◆ **Objective**: Copy, in full, each line of the material that holds the word "position".

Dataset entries

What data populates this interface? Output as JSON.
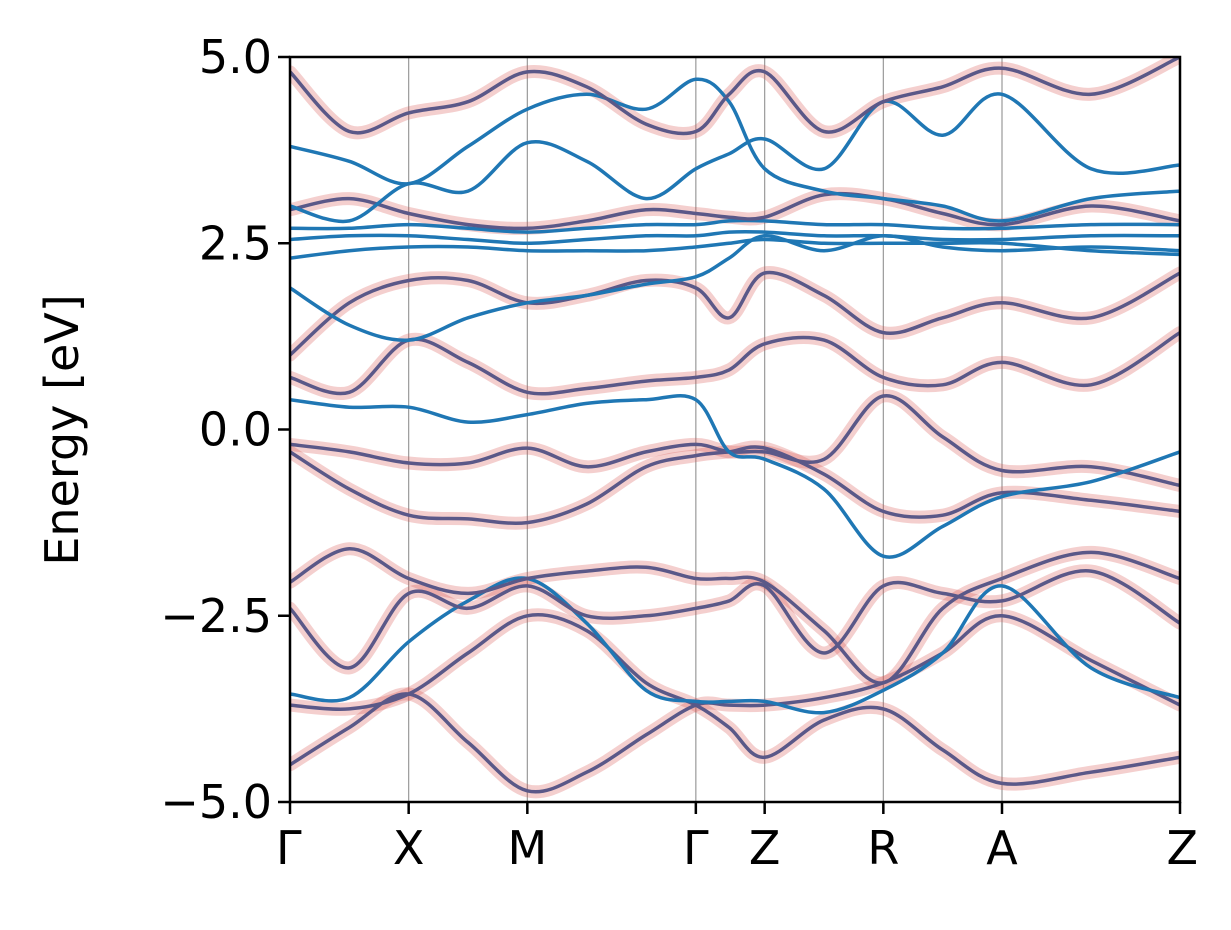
{
  "chart_data": {
    "type": "line",
    "title": "",
    "xlabel": "",
    "ylabel": "Energy [eV]",
    "ylim": [
      -5.0,
      5.0
    ],
    "xlim": [
      0,
      7.5
    ],
    "y_ticks": [
      {
        "value": -5.0,
        "label": "−5.0"
      },
      {
        "value": -2.5,
        "label": "−2.5"
      },
      {
        "value": 0.0,
        "label": "0.0"
      },
      {
        "value": 2.5,
        "label": "2.5"
      },
      {
        "value": 5.0,
        "label": "5.0"
      }
    ],
    "k_points": [
      {
        "label": "Γ",
        "position": 0.0
      },
      {
        "label": "X",
        "position": 1.0
      },
      {
        "label": "M",
        "position": 2.0
      },
      {
        "label": "Γ",
        "position": 3.42
      },
      {
        "label": "Z",
        "position": 4.0
      },
      {
        "label": "R",
        "position": 5.0
      },
      {
        "label": "A",
        "position": 6.0
      },
      {
        "label": "Z",
        "position": 7.5
      }
    ],
    "grid": "vertical lines at high-symmetry k-points",
    "colors": {
      "band": "#1f77b4",
      "projected_band": "#5a5888",
      "projection_fat": "#d9534f",
      "vline": "#9a9a9a"
    },
    "series": [
      {
        "x": [
          0,
          0.5,
          1,
          1.5,
          2,
          2.5,
          3,
          3.42,
          3.7,
          4,
          4.5,
          5,
          5.5,
          6,
          6.75,
          7.5
        ],
        "y": [
          -4.5,
          -4.0,
          -3.55,
          -4.2,
          -4.85,
          -4.6,
          -4.1,
          -3.7,
          -3.7,
          -3.7,
          -3.6,
          -3.4,
          -3.0,
          -2.5,
          -3.1,
          -3.7
        ],
        "projected": true
      },
      {
        "x": [
          0,
          0.5,
          1,
          1.5,
          2,
          2.5,
          3,
          3.42,
          3.7,
          4,
          4.5,
          5,
          5.5,
          6,
          6.75,
          7.5
        ],
        "y": [
          -3.7,
          -3.75,
          -3.55,
          -3.0,
          -2.5,
          -2.7,
          -3.4,
          -3.7,
          -4.0,
          -4.4,
          -3.9,
          -3.75,
          -4.3,
          -4.75,
          -4.6,
          -4.4
        ],
        "projected": true
      },
      {
        "x": [
          0,
          0.5,
          1,
          1.5,
          2,
          2.5,
          3,
          3.42,
          3.7,
          4,
          4.5,
          5,
          5.5,
          6,
          6.75,
          7.5
        ],
        "y": [
          -3.55,
          -3.6,
          -2.85,
          -2.3,
          -2.0,
          -2.6,
          -3.5,
          -3.65,
          -3.65,
          -3.65,
          -3.8,
          -3.5,
          -3.0,
          -2.1,
          -3.2,
          -3.6
        ],
        "projected": false
      },
      {
        "x": [
          0,
          0.5,
          1,
          1.5,
          2,
          2.5,
          3,
          3.42,
          3.7,
          4,
          4.5,
          5,
          5.5,
          6,
          6.75,
          7.5
        ],
        "y": [
          -2.05,
          -1.6,
          -2.0,
          -2.2,
          -2.0,
          -1.9,
          -1.85,
          -2.0,
          -2.0,
          -2.05,
          -2.7,
          -3.4,
          -2.4,
          -2.0,
          -1.65,
          -2.0
        ],
        "projected": true
      },
      {
        "x": [
          0,
          0.5,
          1,
          1.5,
          2,
          2.5,
          3,
          3.42,
          3.7,
          4,
          4.5,
          5,
          5.5,
          6,
          6.75,
          7.5
        ],
        "y": [
          -2.4,
          -3.2,
          -2.2,
          -2.4,
          -2.1,
          -2.5,
          -2.5,
          -2.4,
          -2.3,
          -2.1,
          -3.0,
          -2.1,
          -2.2,
          -2.3,
          -1.9,
          -2.6
        ],
        "projected": true
      },
      {
        "x": [
          0,
          0.5,
          1,
          1.5,
          2,
          2.5,
          3,
          3.42,
          3.7,
          4,
          4.5,
          5,
          5.5,
          6,
          6.75,
          7.5
        ],
        "y": [
          -0.3,
          -0.8,
          -1.15,
          -1.2,
          -1.25,
          -1.0,
          -0.5,
          -0.35,
          -0.3,
          -0.25,
          -0.6,
          -1.1,
          -1.15,
          -0.85,
          -0.95,
          -1.1
        ],
        "projected": true
      },
      {
        "x": [
          0,
          0.5,
          1,
          1.5,
          2,
          2.5,
          3,
          3.42,
          3.7,
          4,
          4.5,
          5,
          5.5,
          6,
          6.75,
          7.5
        ],
        "y": [
          -0.2,
          -0.3,
          -0.45,
          -0.45,
          -0.25,
          -0.5,
          -0.3,
          -0.2,
          -0.3,
          -0.3,
          -0.4,
          0.45,
          -0.1,
          -0.55,
          -0.5,
          -0.75
        ],
        "projected": true
      },
      {
        "x": [
          0,
          0.5,
          1,
          1.5,
          2,
          2.5,
          3,
          3.42,
          3.7,
          4,
          4.5,
          5,
          5.5,
          6,
          6.75,
          7.5
        ],
        "y": [
          0.4,
          0.3,
          0.3,
          0.1,
          0.2,
          0.35,
          0.4,
          0.4,
          -0.3,
          -0.4,
          -0.8,
          -1.7,
          -1.3,
          -0.9,
          -0.7,
          -0.3
        ],
        "projected": false
      },
      {
        "x": [
          0,
          0.5,
          1,
          1.5,
          2,
          2.5,
          3,
          3.42,
          3.7,
          4,
          4.5,
          5,
          5.5,
          6,
          6.75,
          7.5
        ],
        "y": [
          0.7,
          0.5,
          1.2,
          0.9,
          0.5,
          0.55,
          0.65,
          0.7,
          0.8,
          1.15,
          1.2,
          0.7,
          0.6,
          0.9,
          0.6,
          1.3
        ],
        "projected": true
      },
      {
        "x": [
          0,
          0.5,
          1,
          1.5,
          2,
          2.5,
          3,
          3.42,
          3.7,
          4,
          4.5,
          5,
          5.5,
          6,
          6.75,
          7.5
        ],
        "y": [
          1.0,
          1.7,
          2.0,
          2.0,
          1.7,
          1.8,
          2.0,
          1.9,
          1.5,
          2.1,
          1.8,
          1.3,
          1.5,
          1.7,
          1.5,
          2.1
        ],
        "projected": true
      },
      {
        "x": [
          0,
          0.5,
          1,
          1.5,
          2,
          2.5,
          3,
          3.42,
          3.7,
          4,
          4.5,
          5,
          5.5,
          6,
          6.75,
          7.5
        ],
        "y": [
          1.9,
          1.4,
          1.2,
          1.5,
          1.7,
          1.8,
          1.95,
          2.05,
          2.3,
          2.6,
          2.4,
          2.6,
          2.45,
          2.4,
          2.45,
          2.4
        ],
        "projected": false
      },
      {
        "x": [
          0,
          0.5,
          1,
          1.5,
          2,
          2.5,
          3,
          3.42,
          3.7,
          4,
          4.5,
          5,
          5.5,
          6,
          6.75,
          7.5
        ],
        "y": [
          2.3,
          2.4,
          2.45,
          2.45,
          2.4,
          2.4,
          2.4,
          2.45,
          2.5,
          2.55,
          2.5,
          2.5,
          2.5,
          2.5,
          2.4,
          2.35
        ],
        "projected": false
      },
      {
        "x": [
          0,
          0.5,
          1,
          1.5,
          2,
          2.5,
          3,
          3.42,
          3.7,
          4,
          4.5,
          5,
          5.5,
          6,
          6.75,
          7.5
        ],
        "y": [
          2.55,
          2.6,
          2.6,
          2.55,
          2.5,
          2.55,
          2.6,
          2.6,
          2.65,
          2.65,
          2.6,
          2.6,
          2.55,
          2.55,
          2.6,
          2.6
        ],
        "projected": false
      },
      {
        "x": [
          0,
          0.5,
          1,
          1.5,
          2,
          2.5,
          3,
          3.42,
          3.7,
          4,
          4.5,
          5,
          5.5,
          6,
          6.75,
          7.5
        ],
        "y": [
          2.7,
          2.7,
          2.75,
          2.7,
          2.65,
          2.7,
          2.75,
          2.75,
          2.8,
          2.8,
          2.75,
          2.75,
          2.7,
          2.7,
          2.75,
          2.75
        ],
        "projected": false
      },
      {
        "x": [
          0,
          0.5,
          1,
          1.5,
          2,
          2.5,
          3,
          3.42,
          3.7,
          4,
          4.5,
          5,
          5.5,
          6,
          6.75,
          7.5
        ],
        "y": [
          2.95,
          3.1,
          2.9,
          2.75,
          2.7,
          2.8,
          2.95,
          2.9,
          2.85,
          2.85,
          3.15,
          3.1,
          2.9,
          2.75,
          3.0,
          2.8
        ],
        "projected": true
      },
      {
        "x": [
          0,
          0.5,
          1,
          1.5,
          2,
          2.5,
          3,
          3.42,
          3.7,
          4,
          4.5,
          5,
          5.5,
          6,
          6.75,
          7.5
        ],
        "y": [
          3.0,
          2.8,
          3.3,
          3.2,
          3.85,
          3.6,
          3.1,
          3.5,
          3.7,
          3.9,
          3.5,
          4.4,
          3.95,
          4.5,
          3.5,
          3.55
        ],
        "projected": false
      },
      {
        "x": [
          0,
          0.5,
          1,
          1.5,
          2,
          2.5,
          3,
          3.42,
          3.7,
          4,
          4.5,
          5,
          5.5,
          6,
          6.75,
          7.5
        ],
        "y": [
          3.8,
          3.6,
          3.3,
          3.8,
          4.3,
          4.5,
          4.3,
          4.7,
          4.4,
          3.5,
          3.2,
          3.1,
          3.0,
          2.8,
          3.1,
          3.2
        ],
        "projected": false
      },
      {
        "x": [
          0,
          0.5,
          1,
          1.5,
          2,
          2.5,
          3,
          3.42,
          3.7,
          4,
          4.5,
          5,
          5.5,
          6,
          6.75,
          7.5
        ],
        "y": [
          4.8,
          4.0,
          4.25,
          4.4,
          4.8,
          4.6,
          4.1,
          4.0,
          4.5,
          4.8,
          4.0,
          4.4,
          4.6,
          4.85,
          4.5,
          5.0
        ],
        "projected": true
      }
    ]
  }
}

◆ **Result of this task**:
        "position": 0.0
        "position": 1.0
        "position": 2.0
        "position": 3.42
        "position": 4.0
        "position": 5.0
        "position": 6.0
        "position": 7.5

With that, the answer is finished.